(Data records)
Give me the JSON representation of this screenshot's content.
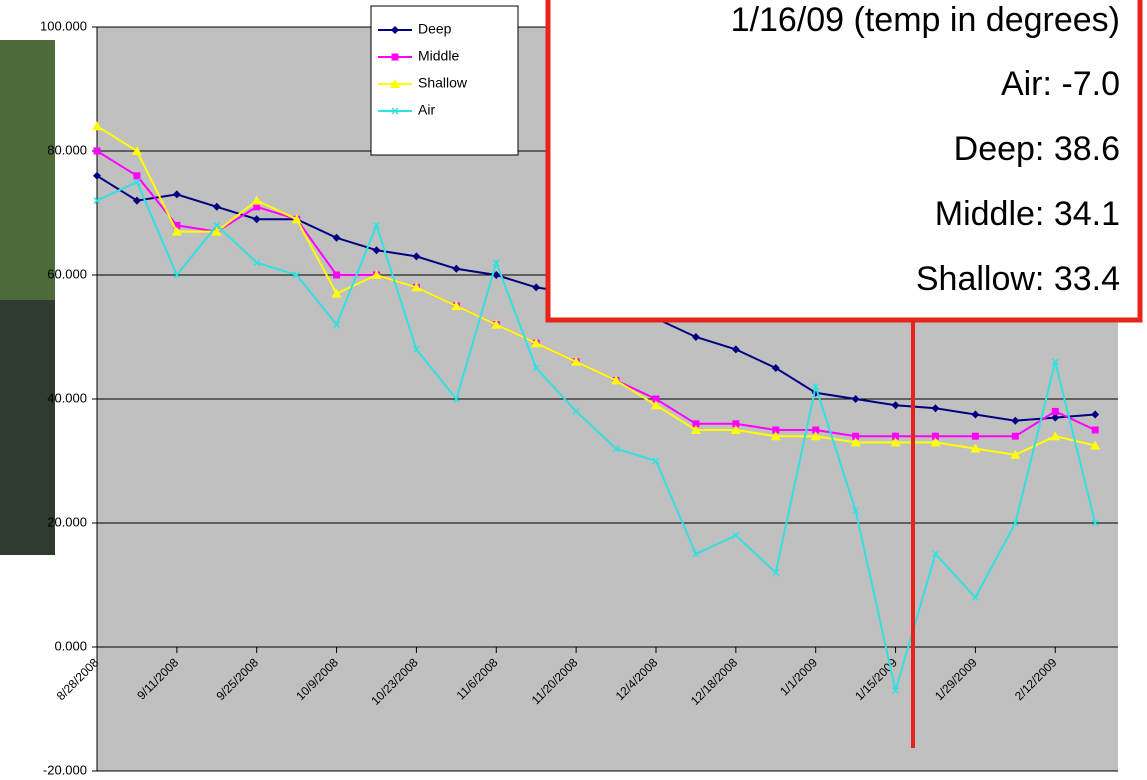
{
  "chart_data": {
    "type": "line",
    "x": [
      "8/28/2008",
      "9/4/2008",
      "9/11/2008",
      "9/18/2008",
      "9/25/2008",
      "10/2/2008",
      "10/9/2008",
      "10/16/2008",
      "10/23/2008",
      "10/30/2008",
      "11/6/2008",
      "11/13/2008",
      "11/20/2008",
      "11/27/2008",
      "12/4/2008",
      "12/11/2008",
      "12/18/2008",
      "12/25/2008",
      "1/1/2009",
      "1/8/2009",
      "1/15/2009",
      "1/22/2009",
      "1/29/2009",
      "2/5/2009",
      "2/12/2009",
      "2/19/2009"
    ],
    "series": [
      {
        "name": "Deep",
        "color": "#000080",
        "values": [
          76,
          72,
          73,
          71,
          69,
          69,
          66,
          64,
          63,
          61,
          60,
          58,
          57,
          55,
          53,
          50,
          48,
          45,
          41,
          40,
          39,
          38.5,
          37.5,
          36.5,
          37,
          37.5
        ]
      },
      {
        "name": "Middle",
        "color": "#ff00ff",
        "values": [
          80,
          76,
          68,
          67,
          71,
          69,
          60,
          60,
          58,
          55,
          52,
          49,
          46,
          43,
          40,
          36,
          36,
          35,
          35,
          34,
          34,
          34,
          34,
          34,
          38,
          35
        ]
      },
      {
        "name": "Shallow",
        "color": "#ffff00",
        "values": [
          84,
          80,
          67,
          67,
          72,
          69,
          57,
          60,
          58,
          55,
          52,
          49,
          46,
          43,
          39,
          35,
          35,
          34,
          34,
          33,
          33,
          33,
          32,
          31,
          34,
          32.5
        ]
      },
      {
        "name": "Air",
        "color": "#33e0e0",
        "values": [
          72,
          75,
          60,
          68,
          62,
          60,
          52,
          68,
          48,
          40,
          62,
          45,
          38,
          32,
          30,
          15,
          18,
          12,
          42,
          22,
          -7,
          15,
          8,
          20,
          46,
          20
        ]
      }
    ],
    "xlim": [
      "8/28/2008",
      "2/23/2009"
    ],
    "xticks": [
      "8/28/2008",
      "9/11/2008",
      "9/25/2008",
      "10/9/2008",
      "10/23/2008",
      "11/6/2008",
      "11/20/2008",
      "12/4/2008",
      "12/18/2008",
      "1/1/2009",
      "1/15/2009",
      "1/29/2009",
      "2/12/2009"
    ],
    "ylim": [
      -20,
      100
    ],
    "yticks": [
      {
        "value": -20,
        "label": "-20.000"
      },
      {
        "value": 0,
        "label": "0.000"
      },
      {
        "value": 20,
        "label": "20.000"
      },
      {
        "value": 40,
        "label": "40.000"
      },
      {
        "value": 60,
        "label": "60.000"
      },
      {
        "value": 80,
        "label": "80.000"
      },
      {
        "value": 100,
        "label": "100.000"
      }
    ],
    "grid": true,
    "legend": "top",
    "callout": {
      "title": "1/16/09 (temp in degrees)",
      "lines": [
        "Air: -7.0",
        "Deep: 38.6",
        "Middle: 34.1",
        "Shallow: 33.4"
      ]
    }
  }
}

# EXERCISE GOAL
Check every line of the data above for the string "color", and copy those that have it.

# EXERCISE RESULT
        "color": "#000080",
        "color": "#ff00ff",
        "color": "#ffff00",
        "color": "#33e0e0",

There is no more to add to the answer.